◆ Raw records
>> BEGIN

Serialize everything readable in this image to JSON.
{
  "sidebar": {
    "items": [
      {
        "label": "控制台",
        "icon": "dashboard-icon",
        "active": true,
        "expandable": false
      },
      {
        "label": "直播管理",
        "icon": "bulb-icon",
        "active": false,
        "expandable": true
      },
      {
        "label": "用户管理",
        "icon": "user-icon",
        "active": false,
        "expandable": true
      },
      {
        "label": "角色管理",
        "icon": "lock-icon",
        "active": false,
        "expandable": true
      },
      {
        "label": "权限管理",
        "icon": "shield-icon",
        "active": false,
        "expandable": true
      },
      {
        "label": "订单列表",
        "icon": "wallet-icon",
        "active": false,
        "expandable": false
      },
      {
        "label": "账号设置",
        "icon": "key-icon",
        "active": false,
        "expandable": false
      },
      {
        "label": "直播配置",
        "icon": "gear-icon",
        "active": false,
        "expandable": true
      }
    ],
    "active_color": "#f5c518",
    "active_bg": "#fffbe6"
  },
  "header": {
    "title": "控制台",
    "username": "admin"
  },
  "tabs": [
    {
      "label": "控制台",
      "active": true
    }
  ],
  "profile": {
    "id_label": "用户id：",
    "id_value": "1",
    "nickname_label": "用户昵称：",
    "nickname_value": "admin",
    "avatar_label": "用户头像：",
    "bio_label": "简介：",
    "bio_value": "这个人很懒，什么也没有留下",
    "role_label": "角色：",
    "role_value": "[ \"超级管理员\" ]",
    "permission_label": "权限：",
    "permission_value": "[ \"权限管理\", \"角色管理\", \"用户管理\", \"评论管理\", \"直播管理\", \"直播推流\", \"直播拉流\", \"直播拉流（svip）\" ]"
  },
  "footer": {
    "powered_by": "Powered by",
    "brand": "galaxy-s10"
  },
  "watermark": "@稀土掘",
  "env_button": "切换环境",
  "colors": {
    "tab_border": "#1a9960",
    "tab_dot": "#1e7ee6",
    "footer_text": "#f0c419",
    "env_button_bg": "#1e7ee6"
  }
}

>> END

◆ Written problem
Extract every record. Keep wording exact.

◆ Answer to the exercise
Serialize everything readable in this image to JSON.
{
  "sidebar": {
    "items": [
      {
        "label": "控制台",
        "icon": "dashboard-icon",
        "active": true,
        "expandable": false
      },
      {
        "label": "直播管理",
        "icon": "bulb-icon",
        "active": false,
        "expandable": true
      },
      {
        "label": "用户管理",
        "icon": "user-icon",
        "active": false,
        "expandable": true
      },
      {
        "label": "角色管理",
        "icon": "lock-icon",
        "active": false,
        "expandable": true
      },
      {
        "label": "权限管理",
        "icon": "shield-icon",
        "active": false,
        "expandable": true
      },
      {
        "label": "订单列表",
        "icon": "wallet-icon",
        "active": false,
        "expandable": false
      },
      {
        "label": "账号设置",
        "icon": "key-icon",
        "active": false,
        "expandable": false
      },
      {
        "label": "直播配置",
        "icon": "gear-icon",
        "active": false,
        "expandable": true
      }
    ],
    "active_color": "#f5c518",
    "active_bg": "#fffbe6"
  },
  "header": {
    "title": "控制台",
    "username": "admin"
  },
  "tabs": [
    {
      "label": "控制台",
      "active": true
    }
  ],
  "profile": {
    "id_label": "用户id：",
    "id_value": "1",
    "nickname_label": "用户昵称：",
    "nickname_value": "admin",
    "avatar_label": "用户头像：",
    "bio_label": "简介：",
    "bio_value": "这个人很懒，什么也没有留下",
    "role_label": "角色：",
    "role_value": "[ \"超级管理员\" ]",
    "permission_label": "权限：",
    "permission_value": "[ \"权限管理\", \"角色管理\", \"用户管理\", \"评论管理\", \"直播管理\", \"直播推流\", \"直播拉流\", \"直播拉流（svip）\" ]"
  },
  "footer": {
    "powered_by": "Powered by",
    "brand": "galaxy-s10"
  },
  "watermark": "@稀土掘",
  "env_button": "切换环境",
  "colors": {
    "tab_border": "#1a9960",
    "tab_dot": "#1e7ee6",
    "footer_text": "#f0c419",
    "env_button_bg": "#1e7ee6"
  }
}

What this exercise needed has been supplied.